Set exercise: Filter these entries, keeping only lines that hold the word "label".

Available data:
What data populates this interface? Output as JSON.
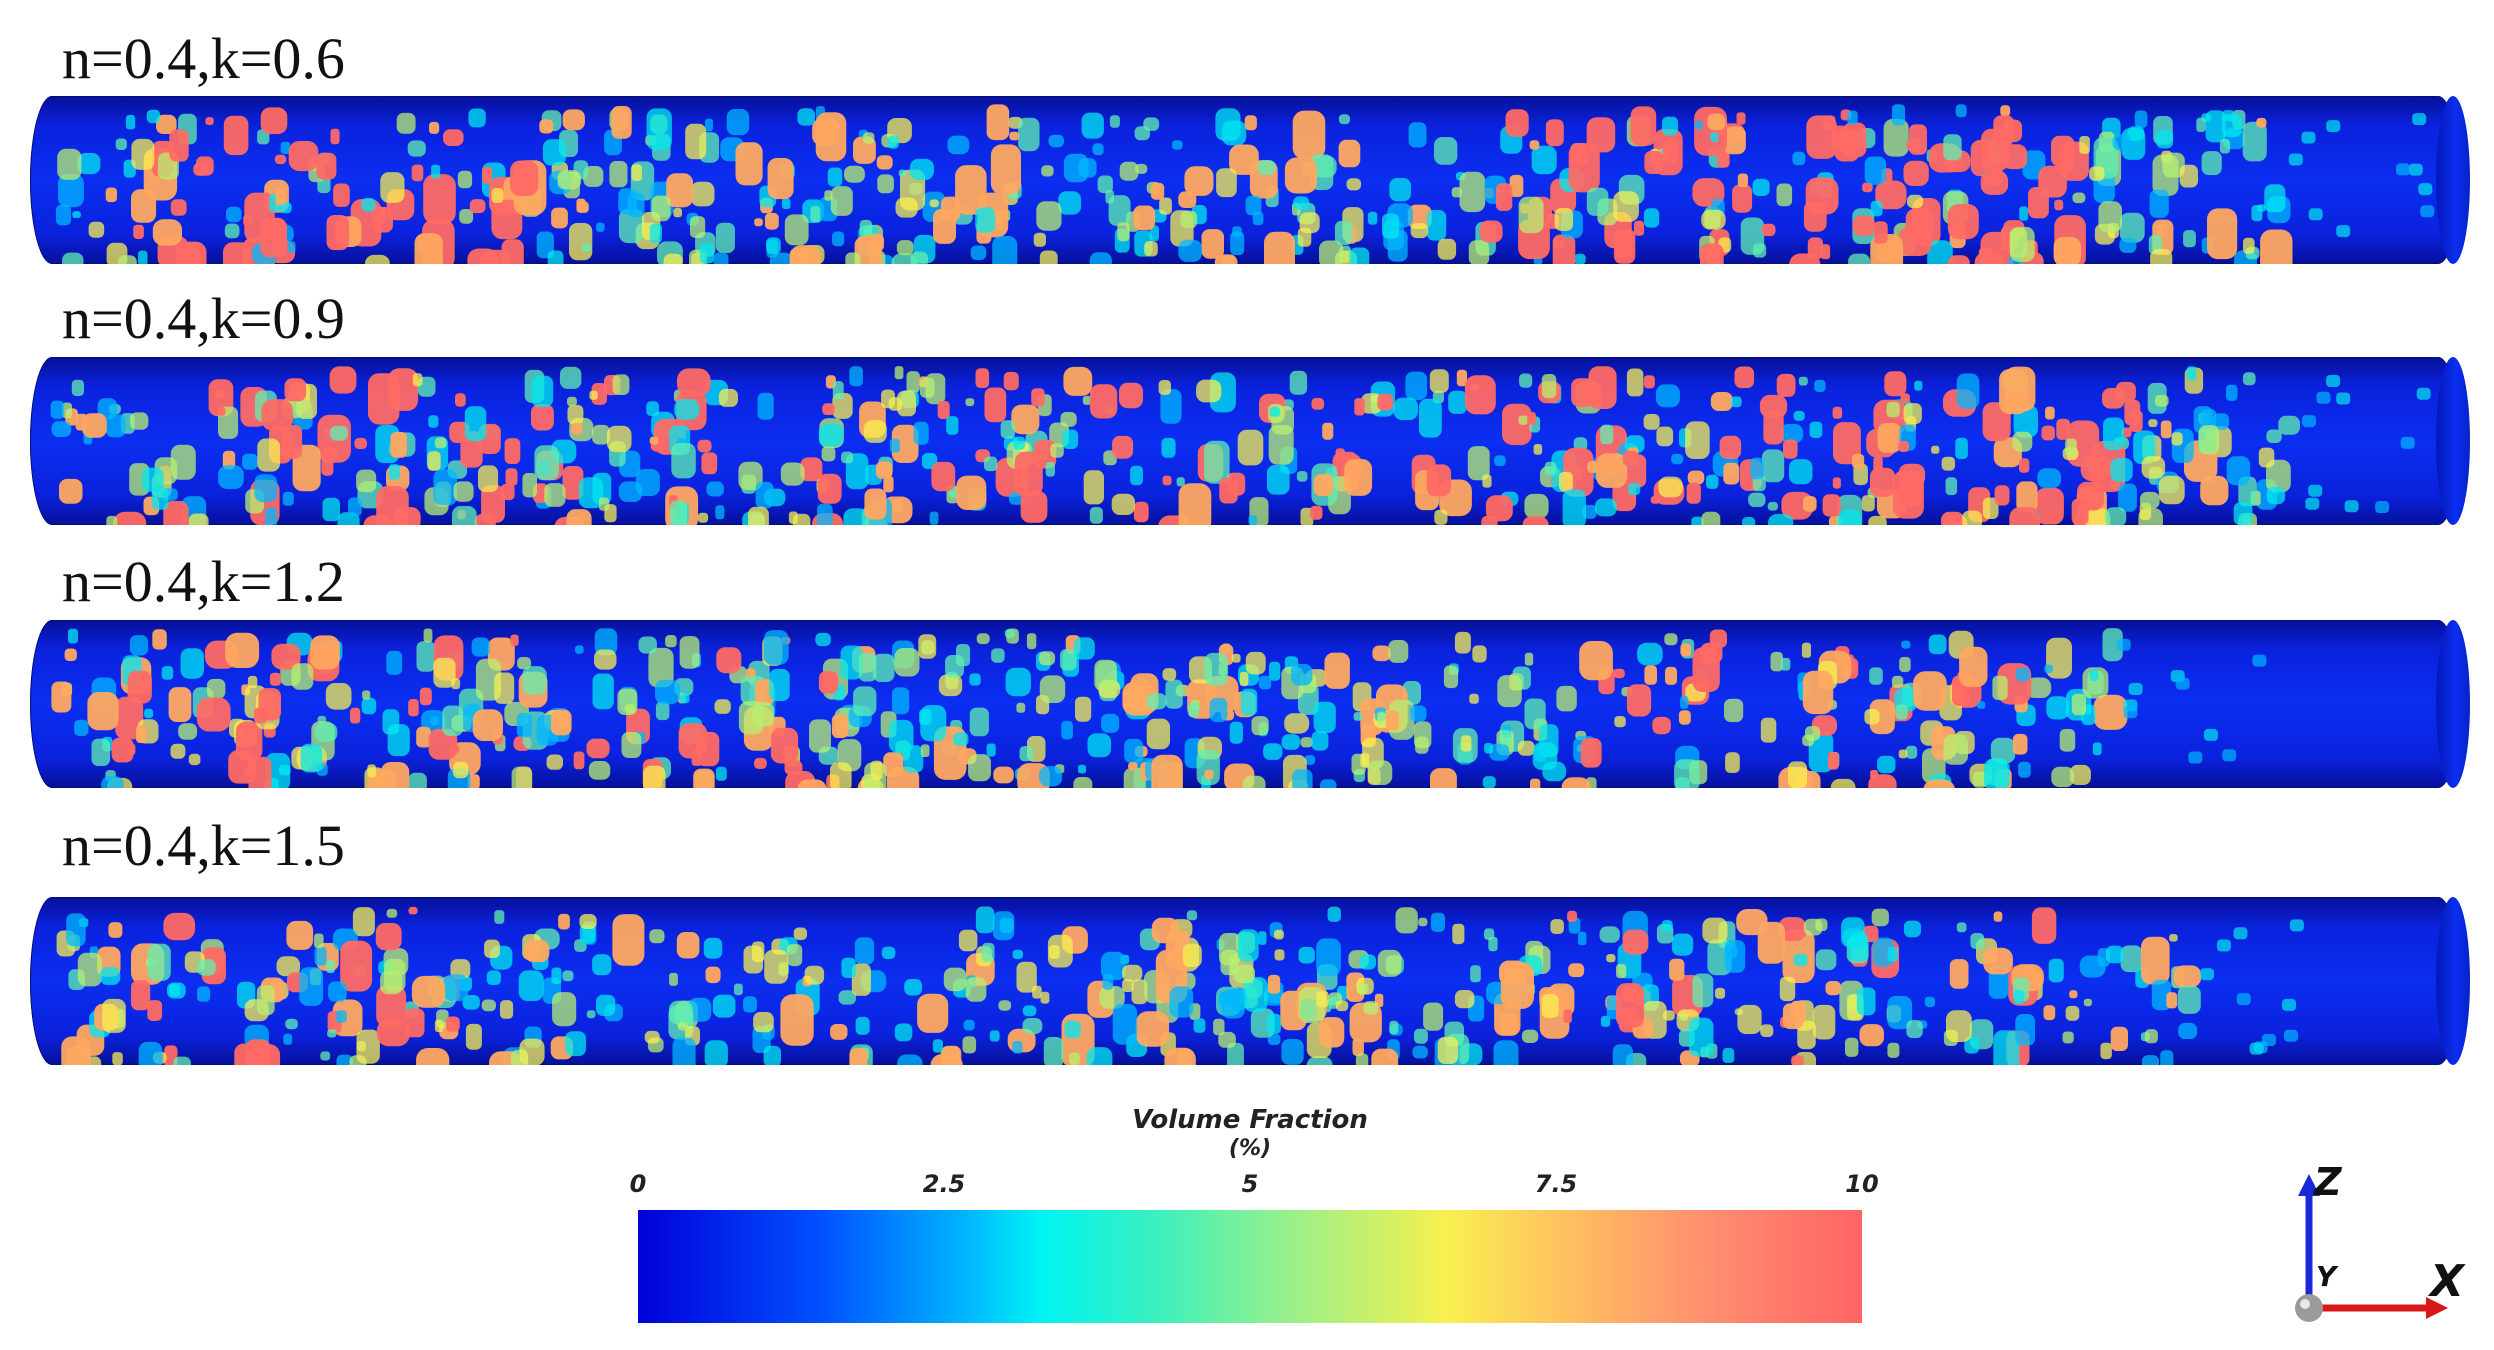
{
  "panels": [
    {
      "label": "n=0.4,k=0.6"
    },
    {
      "label": "n=0.4,k=0.9"
    },
    {
      "label": "n=0.4,k=1.2"
    },
    {
      "label": "n=0.4,k=1.5"
    }
  ],
  "colorbar": {
    "title": "Volume Fraction",
    "unit": "(%)",
    "ticks": [
      "0",
      "2.5",
      "5",
      "7.5",
      "10"
    ],
    "range": [
      0,
      10
    ],
    "colors": [
      "#0000d8",
      "#00b8ff",
      "#00f4f4",
      "#90f090",
      "#f8f050",
      "#ffc060",
      "#ff6464"
    ]
  },
  "axes": {
    "z": "Z",
    "y": "Y",
    "x": "X",
    "z_color": "#1a28d8",
    "x_color": "#d81818"
  }
}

Written response:
      "label": "n=0.4,k=0.6"
      "label": "n=0.4,k=0.9"
      "label": "n=0.4,k=1.2"
      "label": "n=0.4,k=1.5"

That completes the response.